## EXERCISE DETAILS
Count the lines below that contain "Indice". Give only the number.
============
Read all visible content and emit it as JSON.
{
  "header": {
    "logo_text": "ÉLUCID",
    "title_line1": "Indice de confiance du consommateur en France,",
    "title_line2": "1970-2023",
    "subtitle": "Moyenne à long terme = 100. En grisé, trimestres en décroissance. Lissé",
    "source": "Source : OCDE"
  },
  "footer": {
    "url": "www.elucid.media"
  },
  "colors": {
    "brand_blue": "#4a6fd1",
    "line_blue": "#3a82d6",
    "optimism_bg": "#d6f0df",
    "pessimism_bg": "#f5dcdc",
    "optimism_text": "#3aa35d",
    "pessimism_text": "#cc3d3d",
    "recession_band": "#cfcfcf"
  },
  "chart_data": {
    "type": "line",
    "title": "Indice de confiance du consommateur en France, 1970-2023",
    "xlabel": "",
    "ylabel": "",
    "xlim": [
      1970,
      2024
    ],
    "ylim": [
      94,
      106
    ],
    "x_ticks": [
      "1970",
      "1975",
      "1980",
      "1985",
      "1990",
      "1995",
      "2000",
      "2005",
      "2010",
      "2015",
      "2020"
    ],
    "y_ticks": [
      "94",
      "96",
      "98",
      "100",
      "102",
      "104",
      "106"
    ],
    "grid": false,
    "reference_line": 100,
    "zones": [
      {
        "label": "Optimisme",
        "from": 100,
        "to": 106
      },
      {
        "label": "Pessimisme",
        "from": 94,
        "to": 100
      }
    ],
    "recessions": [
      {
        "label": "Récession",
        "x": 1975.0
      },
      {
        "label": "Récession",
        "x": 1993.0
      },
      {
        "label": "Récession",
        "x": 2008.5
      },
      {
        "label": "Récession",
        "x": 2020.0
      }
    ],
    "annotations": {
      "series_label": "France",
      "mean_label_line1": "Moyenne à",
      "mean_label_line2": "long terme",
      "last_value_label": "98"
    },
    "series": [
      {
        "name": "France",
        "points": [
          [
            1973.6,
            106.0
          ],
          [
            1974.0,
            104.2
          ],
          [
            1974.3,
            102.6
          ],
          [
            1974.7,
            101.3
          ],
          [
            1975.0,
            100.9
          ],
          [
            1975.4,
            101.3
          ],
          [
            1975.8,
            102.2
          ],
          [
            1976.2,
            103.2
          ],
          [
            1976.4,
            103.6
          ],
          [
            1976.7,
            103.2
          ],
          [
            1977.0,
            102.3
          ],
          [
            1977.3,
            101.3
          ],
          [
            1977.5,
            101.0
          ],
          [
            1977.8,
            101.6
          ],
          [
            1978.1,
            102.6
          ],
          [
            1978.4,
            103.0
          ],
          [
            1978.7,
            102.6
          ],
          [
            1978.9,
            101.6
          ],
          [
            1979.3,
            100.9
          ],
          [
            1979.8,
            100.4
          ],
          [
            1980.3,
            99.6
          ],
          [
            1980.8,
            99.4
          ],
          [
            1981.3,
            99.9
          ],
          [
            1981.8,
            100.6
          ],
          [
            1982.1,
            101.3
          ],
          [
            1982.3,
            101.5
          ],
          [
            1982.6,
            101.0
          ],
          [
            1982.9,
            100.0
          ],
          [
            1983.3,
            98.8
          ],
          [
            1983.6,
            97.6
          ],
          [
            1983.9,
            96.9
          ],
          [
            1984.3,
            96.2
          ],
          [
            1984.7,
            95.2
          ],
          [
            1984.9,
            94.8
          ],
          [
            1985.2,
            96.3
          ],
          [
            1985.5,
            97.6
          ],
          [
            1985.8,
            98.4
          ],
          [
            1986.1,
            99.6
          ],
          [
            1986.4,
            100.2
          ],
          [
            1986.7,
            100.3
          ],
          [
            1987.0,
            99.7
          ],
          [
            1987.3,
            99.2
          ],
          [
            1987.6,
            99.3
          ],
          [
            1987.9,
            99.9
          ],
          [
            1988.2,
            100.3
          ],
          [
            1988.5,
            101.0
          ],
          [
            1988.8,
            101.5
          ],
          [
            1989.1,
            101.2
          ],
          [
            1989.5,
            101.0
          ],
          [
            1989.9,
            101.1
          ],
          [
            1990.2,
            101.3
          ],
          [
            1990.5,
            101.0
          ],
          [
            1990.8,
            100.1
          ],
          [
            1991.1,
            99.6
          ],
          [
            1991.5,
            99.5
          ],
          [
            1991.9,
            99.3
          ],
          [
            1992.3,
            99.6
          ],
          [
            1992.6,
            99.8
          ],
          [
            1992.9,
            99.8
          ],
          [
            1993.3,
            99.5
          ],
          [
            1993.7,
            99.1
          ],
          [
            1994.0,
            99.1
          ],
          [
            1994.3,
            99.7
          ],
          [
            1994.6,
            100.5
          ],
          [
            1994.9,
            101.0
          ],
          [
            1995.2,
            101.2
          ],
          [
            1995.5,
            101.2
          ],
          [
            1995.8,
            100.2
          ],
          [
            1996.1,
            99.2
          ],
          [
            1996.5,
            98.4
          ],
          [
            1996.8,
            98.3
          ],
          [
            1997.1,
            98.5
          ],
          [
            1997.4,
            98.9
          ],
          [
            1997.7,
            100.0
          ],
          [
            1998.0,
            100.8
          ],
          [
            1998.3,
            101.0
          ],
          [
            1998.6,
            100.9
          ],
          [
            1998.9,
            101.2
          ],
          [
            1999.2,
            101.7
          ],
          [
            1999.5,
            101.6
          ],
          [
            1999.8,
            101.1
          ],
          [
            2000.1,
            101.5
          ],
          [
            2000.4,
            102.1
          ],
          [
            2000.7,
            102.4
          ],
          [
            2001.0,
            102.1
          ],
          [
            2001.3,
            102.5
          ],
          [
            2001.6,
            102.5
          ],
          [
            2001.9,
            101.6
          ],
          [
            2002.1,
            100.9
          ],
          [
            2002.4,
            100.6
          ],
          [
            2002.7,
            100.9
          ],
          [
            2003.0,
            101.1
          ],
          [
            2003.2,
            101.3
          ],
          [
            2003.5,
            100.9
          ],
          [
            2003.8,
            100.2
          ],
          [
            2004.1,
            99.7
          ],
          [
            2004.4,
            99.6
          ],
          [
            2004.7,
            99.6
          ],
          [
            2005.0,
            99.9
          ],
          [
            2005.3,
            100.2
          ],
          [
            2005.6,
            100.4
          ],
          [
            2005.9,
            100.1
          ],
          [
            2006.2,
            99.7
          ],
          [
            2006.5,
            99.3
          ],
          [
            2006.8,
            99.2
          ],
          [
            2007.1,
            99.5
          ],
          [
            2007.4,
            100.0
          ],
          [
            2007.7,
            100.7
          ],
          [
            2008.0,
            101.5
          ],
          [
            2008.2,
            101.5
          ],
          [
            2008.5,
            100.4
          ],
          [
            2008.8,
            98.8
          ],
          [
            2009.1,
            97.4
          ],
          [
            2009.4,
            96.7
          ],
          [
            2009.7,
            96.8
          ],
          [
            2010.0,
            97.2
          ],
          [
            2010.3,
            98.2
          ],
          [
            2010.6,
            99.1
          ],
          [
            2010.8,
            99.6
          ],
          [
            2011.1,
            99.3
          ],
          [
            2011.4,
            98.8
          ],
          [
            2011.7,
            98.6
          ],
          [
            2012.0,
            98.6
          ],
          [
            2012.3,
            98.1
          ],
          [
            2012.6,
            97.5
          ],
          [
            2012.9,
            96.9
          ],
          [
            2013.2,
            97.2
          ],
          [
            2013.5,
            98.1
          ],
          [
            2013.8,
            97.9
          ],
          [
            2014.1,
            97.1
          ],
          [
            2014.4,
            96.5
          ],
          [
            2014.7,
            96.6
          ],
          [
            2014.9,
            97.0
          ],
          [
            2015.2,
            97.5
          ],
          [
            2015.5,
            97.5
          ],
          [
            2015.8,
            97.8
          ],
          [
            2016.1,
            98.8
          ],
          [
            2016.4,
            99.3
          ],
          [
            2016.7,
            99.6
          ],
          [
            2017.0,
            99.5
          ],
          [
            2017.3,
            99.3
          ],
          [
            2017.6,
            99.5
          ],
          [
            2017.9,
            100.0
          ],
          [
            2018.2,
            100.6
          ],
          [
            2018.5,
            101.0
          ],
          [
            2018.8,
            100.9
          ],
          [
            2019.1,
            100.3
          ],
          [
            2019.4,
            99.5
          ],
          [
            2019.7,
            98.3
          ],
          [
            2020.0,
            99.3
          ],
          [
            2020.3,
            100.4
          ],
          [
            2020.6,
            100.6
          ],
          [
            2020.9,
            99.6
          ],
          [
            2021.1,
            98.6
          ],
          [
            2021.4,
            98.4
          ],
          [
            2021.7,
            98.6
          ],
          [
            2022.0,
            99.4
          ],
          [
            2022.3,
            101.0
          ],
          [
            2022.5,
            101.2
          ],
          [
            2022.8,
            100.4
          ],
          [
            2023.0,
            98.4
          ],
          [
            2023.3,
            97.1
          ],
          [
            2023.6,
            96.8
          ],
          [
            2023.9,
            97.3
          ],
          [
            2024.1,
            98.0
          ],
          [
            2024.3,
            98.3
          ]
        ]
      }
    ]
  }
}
============
## EXERCISE RESPONSE
2